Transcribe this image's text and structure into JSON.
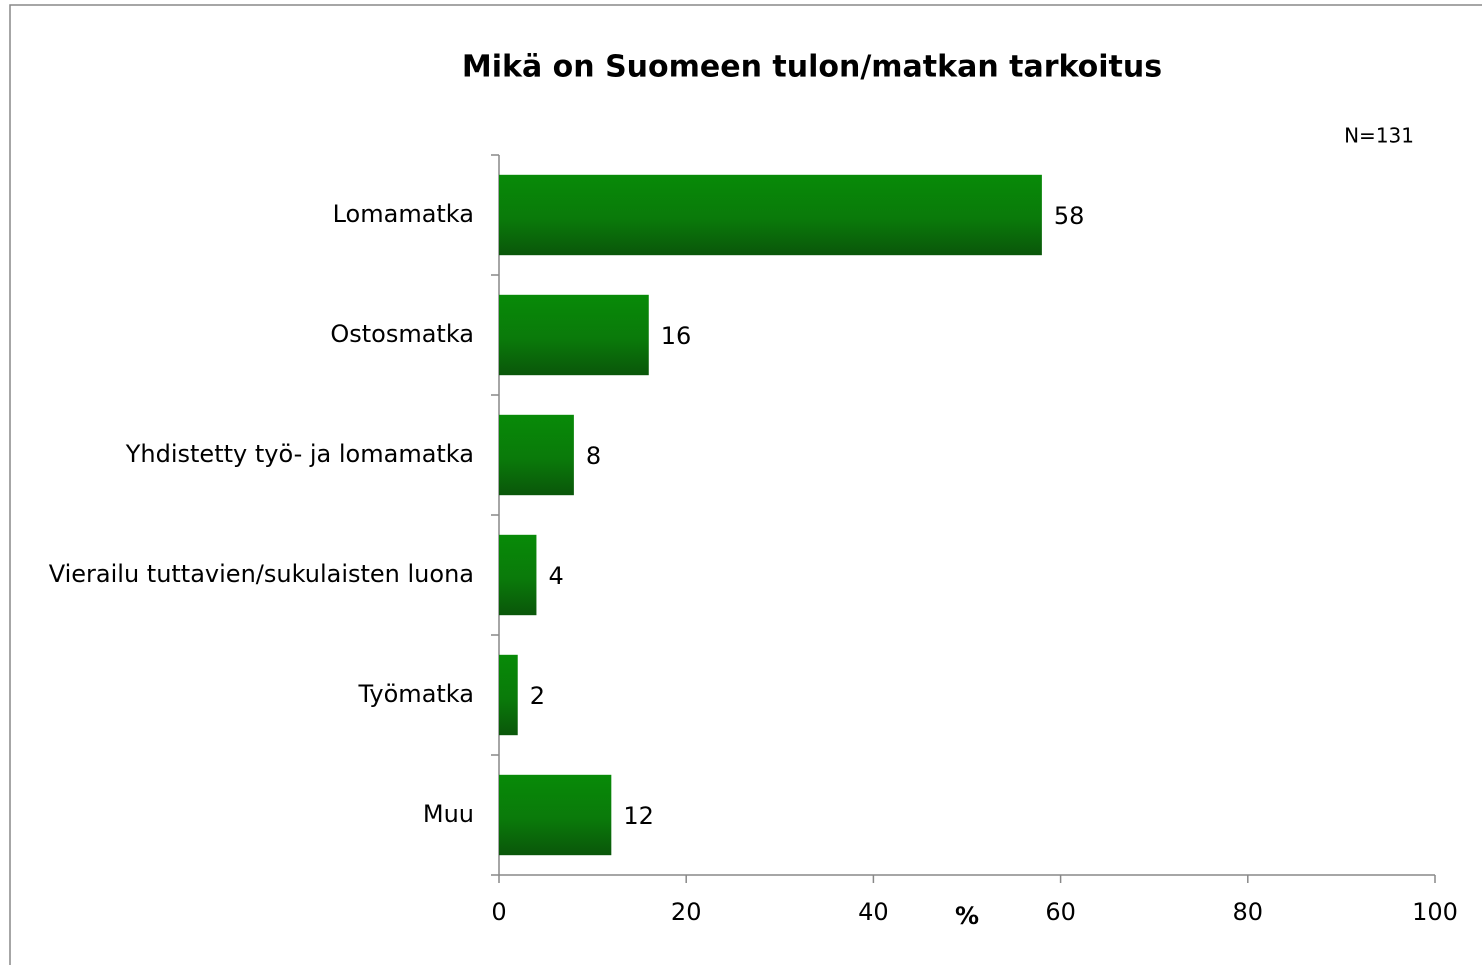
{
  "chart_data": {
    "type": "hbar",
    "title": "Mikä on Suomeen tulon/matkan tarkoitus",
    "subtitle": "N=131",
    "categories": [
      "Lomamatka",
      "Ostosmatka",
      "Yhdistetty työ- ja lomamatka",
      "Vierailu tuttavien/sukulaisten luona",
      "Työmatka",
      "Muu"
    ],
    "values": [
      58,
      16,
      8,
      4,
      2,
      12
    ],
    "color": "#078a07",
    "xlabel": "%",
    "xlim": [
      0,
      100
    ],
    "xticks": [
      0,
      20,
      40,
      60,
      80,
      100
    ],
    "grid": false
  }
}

★ ★ ★ ★ ★ ★ ★

◆ Task directions
Write out the entries again, exactly as given, skipping any images.

◆ Solution for this task
Transcribe this image's text and structure into JSON.
{
  "chart_data": {
    "type": "hbar",
    "title": "Mikä on Suomeen tulon/matkan tarkoitus",
    "subtitle": "N=131",
    "categories": [
      "Lomamatka",
      "Ostosmatka",
      "Yhdistetty työ- ja lomamatka",
      "Vierailu tuttavien/sukulaisten luona",
      "Työmatka",
      "Muu"
    ],
    "values": [
      58,
      16,
      8,
      4,
      2,
      12
    ],
    "color": "#078a07",
    "xlabel": "%",
    "xlim": [
      0,
      100
    ],
    "xticks": [
      0,
      20,
      40,
      60,
      80,
      100
    ],
    "grid": false
  }
}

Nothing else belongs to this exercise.